- Work to be completed
Check every line for the word "register" and state how many lines have it. Reply with the number alone.
-=-=-
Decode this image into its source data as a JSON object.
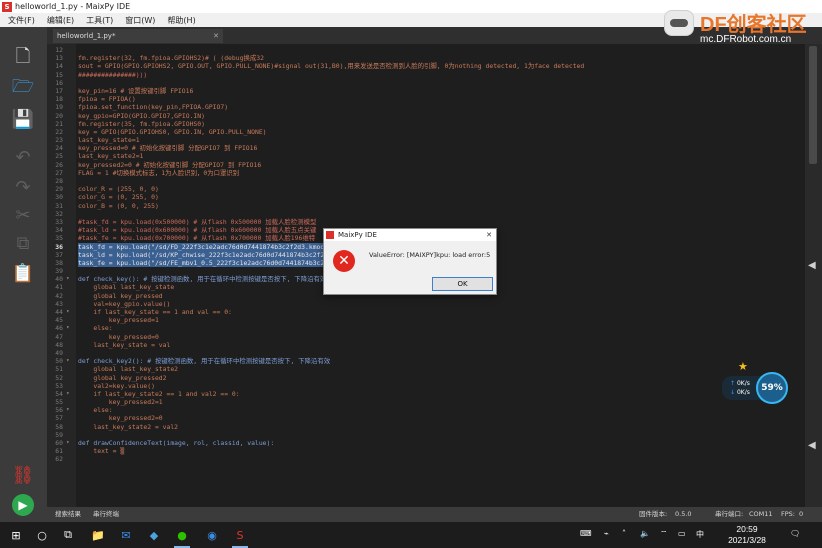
{
  "window": {
    "title": "helloworld_1.py - MaixPy IDE"
  },
  "menu": [
    "文件(F)",
    "编辑(E)",
    "工具(T)",
    "窗口(W)",
    "帮助(H)"
  ],
  "brand": {
    "logo_text": "DF创客社区",
    "url": "mc.DFRobot.com.cn"
  },
  "tab": {
    "label": "helloworld_1.py*"
  },
  "code_lines": [
    {
      "n": "12",
      "t": ""
    },
    {
      "n": "13",
      "t": "fm.register(32, fm.fpioa.GPIOHS2)# ( (debug换成32"
    },
    {
      "n": "14",
      "t": "sout = GPIO(GPIO.GPIOHS2, GPIO.OUT, GPIO.PULL_NONE)#signal out(31,B0),用来发送是否检测到人脸的引脚, 0为nothing detected, 1为face detected"
    },
    {
      "n": "15",
      "t": "###############)))"
    },
    {
      "n": "16",
      "t": ""
    },
    {
      "n": "17",
      "t": "key_pin=16 # 设置按键引脚 FPIO16"
    },
    {
      "n": "18",
      "t": "fpioa = FPIOA()"
    },
    {
      "n": "19",
      "t": "fpioa.set_function(key_pin,FPIOA.GPIO7)"
    },
    {
      "n": "20",
      "t": "key_gpio=GPIO(GPIO.GPIO7,GPIO.IN)"
    },
    {
      "n": "21",
      "t": "fm.register(35, fm.fpioa.GPIOHS0)"
    },
    {
      "n": "22",
      "t": "key = GPIO(GPIO.GPIOHS0, GPIO.IN, GPIO.PULL_NONE)"
    },
    {
      "n": "23",
      "t": "last_key_state=1"
    },
    {
      "n": "24",
      "t": "key_pressed=0 # 初始化按键引脚 分配GPIO7 到 FPIO16"
    },
    {
      "n": "25",
      "t": "last_key_state2=1"
    },
    {
      "n": "26",
      "t": "key_pressed2=0 # 初始化按键引脚 分配GPIO7 到 FPIO16"
    },
    {
      "n": "27",
      "t": "FLAG = 1 #切换模式标志，1为人脸识别，0为口罩识别"
    },
    {
      "n": "28",
      "t": ""
    },
    {
      "n": "29",
      "t": "color_R = (255, 0, 0)"
    },
    {
      "n": "30",
      "t": "color_G = (0, 255, 0)"
    },
    {
      "n": "31",
      "t": "color_B = (0, 0, 255)"
    },
    {
      "n": "32",
      "t": ""
    },
    {
      "n": "33",
      "t": "#task_fd = kpu.load(0x500000) # 从flash 0x500000 加载人脸检测模型"
    },
    {
      "n": "34",
      "t": "#task_ld = kpu.load(0x600000) # 从flash 0x600000 加载人脸五点关键"
    },
    {
      "n": "35",
      "t": "#task_fe = kpu.load(0x700000) # 从flash 0x700000 加载人脸196维特"
    },
    {
      "n": "36",
      "t": "task_fd = kpu.load(\"/sd/FD_222f3c1e2adc76d0d7441874b3c2f2d3.kmodel\")"
    },
    {
      "n": "37",
      "t": "task_ld = kpu.load(\"/sd/KP_chwise_222f3c1e2adc76d0d7441874b3c2f2d3.kmodel\")"
    },
    {
      "n": "38",
      "t": "task_fe = kpu.load(\"/sd/FE_mbv1_0.5_222f3c1e2adc76d0d7441874b3c2f2d3.kmodel\")"
    },
    {
      "n": "39",
      "t": ""
    },
    {
      "n": "40",
      "t": "def check_key(): # 按键检测函数, 用于在循环中检测按键是否按下, 下降沿有效"
    },
    {
      "n": "41",
      "t": "    global last_key_state"
    },
    {
      "n": "42",
      "t": "    global key_pressed"
    },
    {
      "n": "43",
      "t": "    val=key_gpio.value()"
    },
    {
      "n": "44",
      "t": "    if last_key_state == 1 and val == 0:"
    },
    {
      "n": "45",
      "t": "        key_pressed=1"
    },
    {
      "n": "46",
      "t": "    else:"
    },
    {
      "n": "47",
      "t": "        key_pressed=0"
    },
    {
      "n": "48",
      "t": "    last_key_state = val"
    },
    {
      "n": "49",
      "t": ""
    },
    {
      "n": "50",
      "t": "def check_key2(): # 按键检测函数, 用于在循环中检测按键是否按下, 下降沿有效"
    },
    {
      "n": "51",
      "t": "    global last_key_state2"
    },
    {
      "n": "52",
      "t": "    global key_pressed2"
    },
    {
      "n": "53",
      "t": "    val2=key.value()"
    },
    {
      "n": "54",
      "t": "    if last_key_state2 == 1 and val2 == 0:"
    },
    {
      "n": "55",
      "t": "        key_pressed2=1"
    },
    {
      "n": "56",
      "t": "    else:"
    },
    {
      "n": "57",
      "t": "        key_pressed2=0"
    },
    {
      "n": "58",
      "t": "    last_key_state2 = val2"
    },
    {
      "n": "59",
      "t": ""
    },
    {
      "n": "60",
      "t": "def drawConfidenceText(image, rol, classid, value):"
    },
    {
      "n": "61",
      "t": "    text = ▒"
    },
    {
      "n": "62",
      "t": ""
    }
  ],
  "dialog": {
    "title": "MaixPy IDE",
    "message": "ValueError: [MAIXPY]kpu: load error:5",
    "ok_label": "OK",
    "close_glyph": "✕",
    "icon": "error-x-icon"
  },
  "net_widget": {
    "up": "0K/s",
    "down": "0K/s",
    "percent": "59%"
  },
  "statusbar": {
    "search_results": "搜索结果",
    "serial_terminal": "串行终端",
    "firmware_label": "固件版本:",
    "firmware_value": "0.5.0",
    "port_label": "串行端口:",
    "port_value": "COM11",
    "fps_label": "FPS:",
    "fps_value": "0"
  },
  "taskbar": {
    "time": "20:59",
    "date": "2021/3/28",
    "ime": "中"
  },
  "colors": {
    "accent": "#d9302b",
    "selection": "#3a5f91",
    "run": "#2ea84f",
    "error": "#e0281f"
  }
}
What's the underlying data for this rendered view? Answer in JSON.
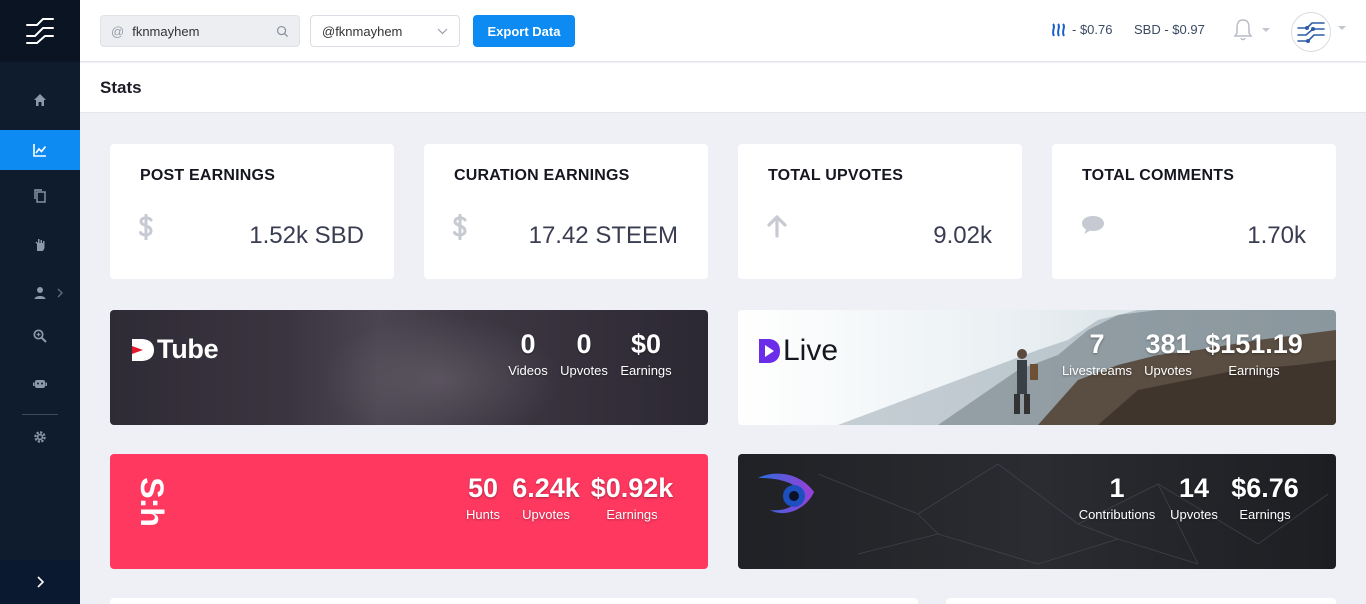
{
  "topbar": {
    "search": {
      "prefix": "@",
      "value": "fknmayhem"
    },
    "account_select": {
      "value": "@fknmayhem"
    },
    "export_label": "Export Data",
    "steem_price": "- $0.76",
    "sbd_price": "SBD - $0.97"
  },
  "sidebar": {
    "items": [
      {
        "icon": "home-icon"
      },
      {
        "icon": "chart-icon",
        "active": true
      },
      {
        "icon": "copy-icon"
      },
      {
        "icon": "hand-icon"
      },
      {
        "icon": "user-icon"
      },
      {
        "icon": "search-zoom-icon"
      },
      {
        "icon": "robot-icon"
      },
      {
        "icon": "gear-icon"
      }
    ]
  },
  "page": {
    "title": "Stats"
  },
  "stats": [
    {
      "label": "POST EARNINGS",
      "value": "1.52k SBD",
      "icon": "dollar-icon"
    },
    {
      "label": "CURATION EARNINGS",
      "value": "17.42 STEEM",
      "icon": "dollar-icon"
    },
    {
      "label": "TOTAL UPVOTES",
      "value": "9.02k",
      "icon": "arrow-up-icon"
    },
    {
      "label": "TOTAL COMMENTS",
      "value": "1.70k",
      "icon": "comment-icon"
    }
  ],
  "platforms": {
    "dtube": {
      "brand": "Tube",
      "metrics": [
        {
          "num": "0",
          "label": "Videos"
        },
        {
          "num": "0",
          "label": "Upvotes"
        },
        {
          "num": "$0",
          "label": "Earnings"
        }
      ]
    },
    "dlive": {
      "brand": "Live",
      "metrics": [
        {
          "num": "7",
          "label": "Livestreams"
        },
        {
          "num": "381",
          "label": "Upvotes"
        },
        {
          "num": "$151.19",
          "label": "Earnings"
        }
      ]
    },
    "steemhunt": {
      "brand": "S:h",
      "metrics": [
        {
          "num": "50",
          "label": "Hunts"
        },
        {
          "num": "6.24k",
          "label": "Upvotes"
        },
        {
          "num": "$0.92k",
          "label": "Earnings"
        }
      ]
    },
    "utopian": {
      "metrics": [
        {
          "num": "1",
          "label": "Contributions"
        },
        {
          "num": "14",
          "label": "Upvotes"
        },
        {
          "num": "$6.76",
          "label": "Earnings"
        }
      ]
    }
  },
  "colors": {
    "accent": "#0d8bf2",
    "sidebar": "#0e1c2e",
    "steemhunt": "#ff3860",
    "dlive_purple": "#6b2ee8"
  }
}
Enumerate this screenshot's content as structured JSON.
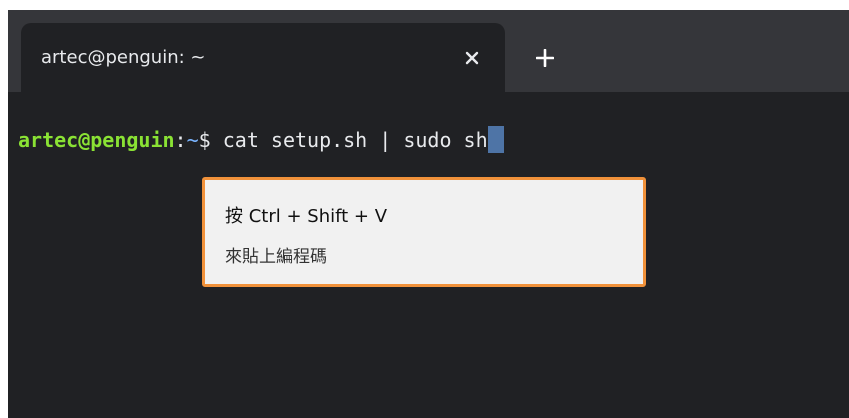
{
  "tab": {
    "title": "artec@penguin: ~",
    "close_icon": "close-icon",
    "new_tab_icon": "plus-icon"
  },
  "terminal": {
    "user_host": "artec@penguin",
    "colon": ":",
    "path": "~",
    "prompt_symbol": "$ ",
    "command": "cat setup.sh | sudo sh"
  },
  "tooltip": {
    "line1": "按 Ctrl + Shift + V",
    "line2": "來貼上編程碼"
  },
  "colors": {
    "tabbar_bg": "#35363a",
    "terminal_bg": "#202124",
    "prompt_user": "#8ae234",
    "prompt_path": "#7ab4ff",
    "cursor": "#4e74a6",
    "tooltip_border": "#f0913a",
    "tooltip_bg": "#f1f1f1"
  }
}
-=-=-
- Full answer
2